• _WHAT TO WORK ON_
Read the entries below and pull out each line with the string "area".

• _SUPPLIED RECORDS_
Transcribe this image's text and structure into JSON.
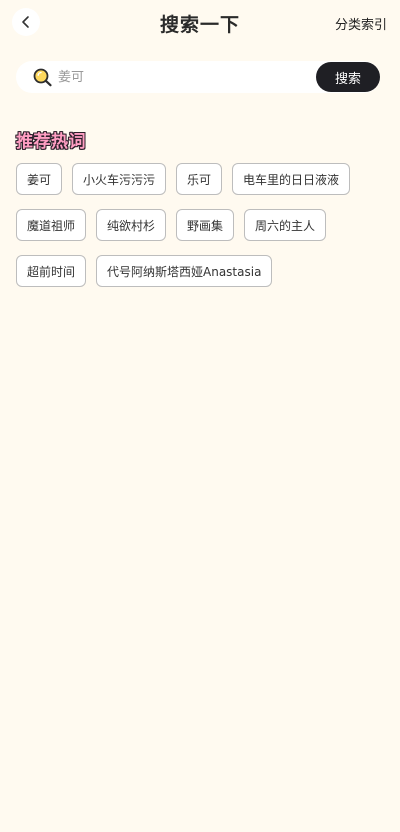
{
  "header": {
    "title": "搜索一下",
    "category_link": "分类索引"
  },
  "search": {
    "placeholder": "姜可",
    "button_label": "搜索"
  },
  "hot": {
    "title": "推荐热词",
    "tags": [
      "姜可",
      "小火车污污污",
      "乐可",
      "电车里的日日液液",
      "魔道祖师",
      "纯欲村杉",
      "野画集",
      "周六的主人",
      "超前时间",
      "代号阿纳斯塔西娅Anastasia"
    ]
  },
  "colors": {
    "background": "#fffaf0",
    "search_button": "#1f1f24",
    "section_title_fill": "#ff9fc3"
  }
}
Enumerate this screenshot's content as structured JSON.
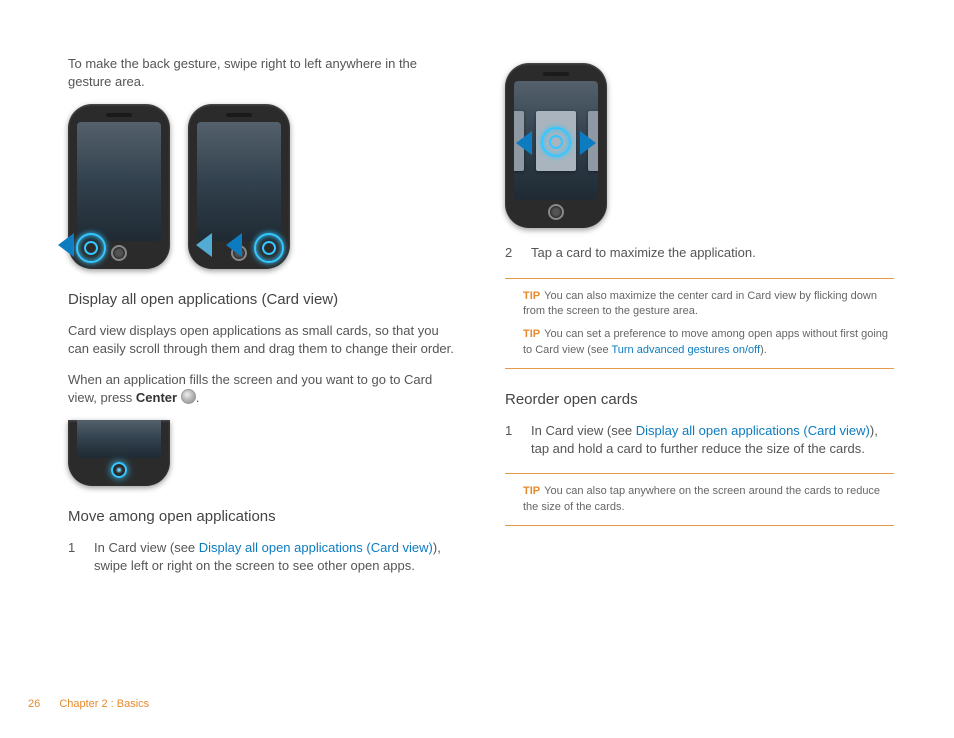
{
  "intro": "To make the back gesture, swipe right to left anywhere in the gesture area.",
  "sec1_title": "Display all open applications (Card view)",
  "sec1_p1": "Card view displays open applications as small cards, so that you can easily scroll through them and drag them to change their order.",
  "sec1_p2a": "When an application fills the screen and you want to go to Card view, press ",
  "sec1_p2b": "Center",
  "sec1_p2c": ".",
  "sec2_title": "Move among open applications",
  "step1_num": "1",
  "step1_a": "In Card view (see ",
  "step1_link": "Display all open applications (Card view)",
  "step1_b": "), swipe left or right on the screen to see other open apps.",
  "step2_num": "2",
  "step2_text": "Tap a card to maximize the application.",
  "tip_label": "TIP",
  "tip1": "You can also maximize the center card in Card view by flicking down from the screen to the gesture area.",
  "tip2a": "You can set a preference to move among open apps without first going to Card view (see ",
  "tip2_link": "Turn advanced gestures on/off",
  "tip2b": ").",
  "sec3_title": "Reorder open cards",
  "step3_num": "1",
  "step3_a": "In Card view (see ",
  "step3_link": "Display all open applications (Card view)",
  "step3_b": "), tap and hold a card to further reduce the size of the cards.",
  "tip3": "You can also tap anywhere on the screen around the cards to reduce the size of the cards.",
  "footer_page": "26",
  "footer_chap": "Chapter 2 : Basics"
}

• _ANSWER TO THE PROBLEM_
  "intro": "To make the back gesture, swipe right to left anywhere in the gesture area.",
  "tip1": "You can also maximize the center card in Card view by flicking down from the screen to the gesture area.",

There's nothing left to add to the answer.